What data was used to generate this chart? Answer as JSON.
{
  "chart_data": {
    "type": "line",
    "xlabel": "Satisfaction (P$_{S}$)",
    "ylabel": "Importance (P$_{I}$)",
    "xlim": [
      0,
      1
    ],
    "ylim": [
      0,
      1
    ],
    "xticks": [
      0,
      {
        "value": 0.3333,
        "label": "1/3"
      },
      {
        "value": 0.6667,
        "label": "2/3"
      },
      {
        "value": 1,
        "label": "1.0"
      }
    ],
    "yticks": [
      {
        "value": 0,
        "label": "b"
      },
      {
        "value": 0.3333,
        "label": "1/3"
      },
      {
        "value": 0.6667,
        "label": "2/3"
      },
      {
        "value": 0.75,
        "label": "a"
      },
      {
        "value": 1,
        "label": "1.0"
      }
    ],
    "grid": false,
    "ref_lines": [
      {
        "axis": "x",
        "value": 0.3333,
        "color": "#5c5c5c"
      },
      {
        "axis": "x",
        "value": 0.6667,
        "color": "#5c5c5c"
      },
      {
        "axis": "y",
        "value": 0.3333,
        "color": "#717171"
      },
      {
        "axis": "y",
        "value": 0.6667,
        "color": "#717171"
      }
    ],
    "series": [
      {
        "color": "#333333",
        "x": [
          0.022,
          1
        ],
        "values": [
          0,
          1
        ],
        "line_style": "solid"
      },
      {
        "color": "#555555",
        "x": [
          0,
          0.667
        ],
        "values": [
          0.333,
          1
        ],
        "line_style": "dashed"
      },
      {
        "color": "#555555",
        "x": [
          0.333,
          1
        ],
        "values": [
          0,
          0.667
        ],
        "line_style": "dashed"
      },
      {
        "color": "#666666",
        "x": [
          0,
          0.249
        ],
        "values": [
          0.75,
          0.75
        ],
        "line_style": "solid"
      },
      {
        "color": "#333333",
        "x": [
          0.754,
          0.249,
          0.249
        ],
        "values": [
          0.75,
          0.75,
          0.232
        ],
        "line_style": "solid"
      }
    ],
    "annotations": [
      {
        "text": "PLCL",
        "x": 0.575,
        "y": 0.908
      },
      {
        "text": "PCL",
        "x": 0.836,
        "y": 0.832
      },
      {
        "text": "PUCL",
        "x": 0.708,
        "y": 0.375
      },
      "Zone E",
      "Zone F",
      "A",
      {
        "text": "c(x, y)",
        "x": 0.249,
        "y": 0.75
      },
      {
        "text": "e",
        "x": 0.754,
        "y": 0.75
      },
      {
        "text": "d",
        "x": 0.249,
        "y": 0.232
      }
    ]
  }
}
------------------------------
Task to complete
From the records above, please extract every line and repeat it exactly.

Exercise result
What data was used to generate this chart? Answer as JSON.
{
  "chart_data": {
    "type": "line",
    "xlabel": "Satisfaction (P$_{S}$)",
    "ylabel": "Importance (P$_{I}$)",
    "xlim": [
      0,
      1
    ],
    "ylim": [
      0,
      1
    ],
    "xticks": [
      0,
      {
        "value": 0.3333,
        "label": "1/3"
      },
      {
        "value": 0.6667,
        "label": "2/3"
      },
      {
        "value": 1,
        "label": "1.0"
      }
    ],
    "yticks": [
      {
        "value": 0,
        "label": "b"
      },
      {
        "value": 0.3333,
        "label": "1/3"
      },
      {
        "value": 0.6667,
        "label": "2/3"
      },
      {
        "value": 0.75,
        "label": "a"
      },
      {
        "value": 1,
        "label": "1.0"
      }
    ],
    "grid": false,
    "ref_lines": [
      {
        "axis": "x",
        "value": 0.3333,
        "color": "#5c5c5c"
      },
      {
        "axis": "x",
        "value": 0.6667,
        "color": "#5c5c5c"
      },
      {
        "axis": "y",
        "value": 0.3333,
        "color": "#717171"
      },
      {
        "axis": "y",
        "value": 0.6667,
        "color": "#717171"
      }
    ],
    "series": [
      {
        "color": "#333333",
        "x": [
          0.022,
          1
        ],
        "values": [
          0,
          1
        ],
        "line_style": "solid"
      },
      {
        "color": "#555555",
        "x": [
          0,
          0.667
        ],
        "values": [
          0.333,
          1
        ],
        "line_style": "dashed"
      },
      {
        "color": "#555555",
        "x": [
          0.333,
          1
        ],
        "values": [
          0,
          0.667
        ],
        "line_style": "dashed"
      },
      {
        "color": "#666666",
        "x": [
          0,
          0.249
        ],
        "values": [
          0.75,
          0.75
        ],
        "line_style": "solid"
      },
      {
        "color": "#333333",
        "x": [
          0.754,
          0.249,
          0.249
        ],
        "values": [
          0.75,
          0.75,
          0.232
        ],
        "line_style": "solid"
      }
    ],
    "annotations": [
      {
        "text": "PLCL",
        "x": 0.575,
        "y": 0.908
      },
      {
        "text": "PCL",
        "x": 0.836,
        "y": 0.832
      },
      {
        "text": "PUCL",
        "x": 0.708,
        "y": 0.375
      },
      "Zone E",
      "Zone F",
      "A",
      {
        "text": "c(x, y)",
        "x": 0.249,
        "y": 0.75
      },
      {
        "text": "e",
        "x": 0.754,
        "y": 0.75
      },
      {
        "text": "d",
        "x": 0.249,
        "y": 0.232
      }
    ]
  }
}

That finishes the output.